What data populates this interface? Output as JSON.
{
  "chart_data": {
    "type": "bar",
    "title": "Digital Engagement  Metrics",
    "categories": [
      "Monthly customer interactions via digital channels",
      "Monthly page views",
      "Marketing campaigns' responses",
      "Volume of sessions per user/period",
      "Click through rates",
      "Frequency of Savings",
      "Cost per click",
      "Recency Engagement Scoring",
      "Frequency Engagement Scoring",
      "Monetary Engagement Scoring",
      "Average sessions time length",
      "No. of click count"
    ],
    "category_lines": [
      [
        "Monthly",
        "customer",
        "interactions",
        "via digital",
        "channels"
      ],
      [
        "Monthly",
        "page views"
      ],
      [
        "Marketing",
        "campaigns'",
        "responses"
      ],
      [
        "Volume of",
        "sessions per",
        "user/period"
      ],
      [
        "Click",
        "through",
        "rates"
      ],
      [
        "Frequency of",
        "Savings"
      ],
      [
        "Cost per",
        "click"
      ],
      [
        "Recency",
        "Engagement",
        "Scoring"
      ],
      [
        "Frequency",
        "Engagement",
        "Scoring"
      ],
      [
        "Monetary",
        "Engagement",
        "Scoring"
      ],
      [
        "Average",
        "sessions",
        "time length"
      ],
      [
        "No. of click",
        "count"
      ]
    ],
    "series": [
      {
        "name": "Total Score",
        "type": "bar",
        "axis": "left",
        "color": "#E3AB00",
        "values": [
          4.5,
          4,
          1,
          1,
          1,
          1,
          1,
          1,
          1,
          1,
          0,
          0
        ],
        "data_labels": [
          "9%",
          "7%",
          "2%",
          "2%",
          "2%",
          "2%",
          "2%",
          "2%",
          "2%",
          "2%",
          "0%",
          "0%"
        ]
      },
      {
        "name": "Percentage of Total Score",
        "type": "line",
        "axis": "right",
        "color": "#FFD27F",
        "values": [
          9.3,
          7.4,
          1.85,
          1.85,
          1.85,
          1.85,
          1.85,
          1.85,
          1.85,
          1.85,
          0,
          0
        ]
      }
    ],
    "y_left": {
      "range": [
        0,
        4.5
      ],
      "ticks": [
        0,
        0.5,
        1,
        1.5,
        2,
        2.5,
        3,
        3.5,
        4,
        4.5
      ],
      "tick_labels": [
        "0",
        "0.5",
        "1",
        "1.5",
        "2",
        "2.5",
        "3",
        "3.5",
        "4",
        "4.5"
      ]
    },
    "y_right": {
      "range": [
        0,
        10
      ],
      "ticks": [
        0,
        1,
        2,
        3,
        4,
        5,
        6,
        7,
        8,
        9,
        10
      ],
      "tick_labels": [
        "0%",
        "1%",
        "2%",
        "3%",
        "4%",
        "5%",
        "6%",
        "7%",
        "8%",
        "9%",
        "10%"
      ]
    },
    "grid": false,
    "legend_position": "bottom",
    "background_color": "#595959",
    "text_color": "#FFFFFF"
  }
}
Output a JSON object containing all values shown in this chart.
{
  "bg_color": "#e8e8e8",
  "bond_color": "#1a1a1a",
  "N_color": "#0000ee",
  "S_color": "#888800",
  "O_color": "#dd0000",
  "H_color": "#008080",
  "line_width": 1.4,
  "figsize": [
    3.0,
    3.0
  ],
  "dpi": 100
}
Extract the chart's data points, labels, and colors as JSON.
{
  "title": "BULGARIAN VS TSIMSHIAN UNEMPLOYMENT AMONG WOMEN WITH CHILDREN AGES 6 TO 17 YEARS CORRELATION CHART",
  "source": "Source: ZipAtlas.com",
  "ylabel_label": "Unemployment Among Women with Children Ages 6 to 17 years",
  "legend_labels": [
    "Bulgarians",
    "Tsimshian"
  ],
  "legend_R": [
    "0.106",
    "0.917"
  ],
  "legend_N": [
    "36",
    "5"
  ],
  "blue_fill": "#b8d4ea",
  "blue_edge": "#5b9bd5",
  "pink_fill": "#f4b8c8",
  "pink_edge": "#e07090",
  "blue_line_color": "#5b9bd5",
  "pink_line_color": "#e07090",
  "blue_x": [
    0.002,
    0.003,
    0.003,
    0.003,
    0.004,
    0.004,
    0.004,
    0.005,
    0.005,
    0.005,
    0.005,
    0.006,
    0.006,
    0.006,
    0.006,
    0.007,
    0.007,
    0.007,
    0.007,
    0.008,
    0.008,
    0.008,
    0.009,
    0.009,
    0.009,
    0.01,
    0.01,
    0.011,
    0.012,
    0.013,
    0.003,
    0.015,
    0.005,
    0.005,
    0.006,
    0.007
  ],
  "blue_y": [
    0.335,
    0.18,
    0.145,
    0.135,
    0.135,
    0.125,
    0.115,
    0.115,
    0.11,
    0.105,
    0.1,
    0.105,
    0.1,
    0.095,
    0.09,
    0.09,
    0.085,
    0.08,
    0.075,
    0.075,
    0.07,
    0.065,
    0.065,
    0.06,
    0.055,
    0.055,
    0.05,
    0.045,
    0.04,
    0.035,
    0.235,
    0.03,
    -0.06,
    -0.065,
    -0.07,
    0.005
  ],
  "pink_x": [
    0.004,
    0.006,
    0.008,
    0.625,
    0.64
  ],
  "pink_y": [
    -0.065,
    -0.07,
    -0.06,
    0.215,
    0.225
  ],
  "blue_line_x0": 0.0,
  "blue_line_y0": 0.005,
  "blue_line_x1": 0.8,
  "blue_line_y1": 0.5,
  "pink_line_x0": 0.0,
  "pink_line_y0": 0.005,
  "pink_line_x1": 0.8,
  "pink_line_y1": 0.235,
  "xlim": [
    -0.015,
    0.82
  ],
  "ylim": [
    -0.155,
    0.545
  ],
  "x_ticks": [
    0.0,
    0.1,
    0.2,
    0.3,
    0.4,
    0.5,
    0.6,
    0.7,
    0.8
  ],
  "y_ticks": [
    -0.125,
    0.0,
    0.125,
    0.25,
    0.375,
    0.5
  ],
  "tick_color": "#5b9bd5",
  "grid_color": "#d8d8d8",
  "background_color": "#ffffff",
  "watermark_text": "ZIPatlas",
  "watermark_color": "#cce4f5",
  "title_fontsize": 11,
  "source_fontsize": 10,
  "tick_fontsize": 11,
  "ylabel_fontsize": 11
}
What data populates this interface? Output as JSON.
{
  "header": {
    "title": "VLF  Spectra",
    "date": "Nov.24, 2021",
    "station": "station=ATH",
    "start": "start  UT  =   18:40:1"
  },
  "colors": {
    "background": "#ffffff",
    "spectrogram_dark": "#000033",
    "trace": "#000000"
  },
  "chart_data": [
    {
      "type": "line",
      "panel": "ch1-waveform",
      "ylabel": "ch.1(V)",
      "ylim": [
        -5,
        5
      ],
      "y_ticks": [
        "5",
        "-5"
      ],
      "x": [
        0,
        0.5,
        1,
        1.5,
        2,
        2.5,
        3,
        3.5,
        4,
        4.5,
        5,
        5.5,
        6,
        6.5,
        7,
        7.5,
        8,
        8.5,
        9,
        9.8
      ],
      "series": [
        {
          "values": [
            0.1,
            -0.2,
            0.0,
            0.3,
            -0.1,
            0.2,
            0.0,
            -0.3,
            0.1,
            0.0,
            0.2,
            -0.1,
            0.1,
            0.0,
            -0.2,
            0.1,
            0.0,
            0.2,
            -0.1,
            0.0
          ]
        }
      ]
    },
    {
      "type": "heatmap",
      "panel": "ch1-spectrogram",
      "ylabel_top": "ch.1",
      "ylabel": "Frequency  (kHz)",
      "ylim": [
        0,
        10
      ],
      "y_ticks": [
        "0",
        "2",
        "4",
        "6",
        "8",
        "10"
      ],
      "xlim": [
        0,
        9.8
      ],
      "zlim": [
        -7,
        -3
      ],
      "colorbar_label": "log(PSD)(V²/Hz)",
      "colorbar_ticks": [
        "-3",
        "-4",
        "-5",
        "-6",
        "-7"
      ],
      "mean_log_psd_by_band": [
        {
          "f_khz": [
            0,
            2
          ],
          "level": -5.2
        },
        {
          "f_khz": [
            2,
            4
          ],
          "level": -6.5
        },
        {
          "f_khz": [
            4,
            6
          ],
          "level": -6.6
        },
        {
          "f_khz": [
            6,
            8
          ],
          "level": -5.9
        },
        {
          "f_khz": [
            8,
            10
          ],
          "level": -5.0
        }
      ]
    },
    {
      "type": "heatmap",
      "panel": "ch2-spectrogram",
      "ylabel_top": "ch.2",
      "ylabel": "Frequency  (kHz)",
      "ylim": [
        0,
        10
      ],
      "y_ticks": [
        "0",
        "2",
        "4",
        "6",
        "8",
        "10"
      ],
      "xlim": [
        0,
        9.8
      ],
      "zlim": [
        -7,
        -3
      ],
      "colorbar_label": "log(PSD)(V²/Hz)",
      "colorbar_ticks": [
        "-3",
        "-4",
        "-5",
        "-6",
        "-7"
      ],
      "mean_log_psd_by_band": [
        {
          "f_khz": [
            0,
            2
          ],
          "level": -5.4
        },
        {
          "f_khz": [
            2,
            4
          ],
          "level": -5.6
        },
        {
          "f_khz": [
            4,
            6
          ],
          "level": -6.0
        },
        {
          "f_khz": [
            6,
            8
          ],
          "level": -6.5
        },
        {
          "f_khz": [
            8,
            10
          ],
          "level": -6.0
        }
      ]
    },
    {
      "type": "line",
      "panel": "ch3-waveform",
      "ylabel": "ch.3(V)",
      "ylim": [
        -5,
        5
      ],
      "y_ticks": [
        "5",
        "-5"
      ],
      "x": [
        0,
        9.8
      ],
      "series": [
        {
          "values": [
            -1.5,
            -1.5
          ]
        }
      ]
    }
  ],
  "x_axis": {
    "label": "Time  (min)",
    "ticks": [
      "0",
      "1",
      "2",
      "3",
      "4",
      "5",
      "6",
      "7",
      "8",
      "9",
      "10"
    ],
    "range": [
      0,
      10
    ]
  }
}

--------------------

SET EXERCISE: Pull every line containing the word "Engagement" out of the material.

ANSWER TO THE EXERCISE:
    "title": "Digital Engagement  Metrics",
      "Recency Engagement Scoring",
      "Frequency Engagement Scoring",
      "Monetary Engagement Scoring",
        "Engagement",
        "Engagement",
        "Engagement",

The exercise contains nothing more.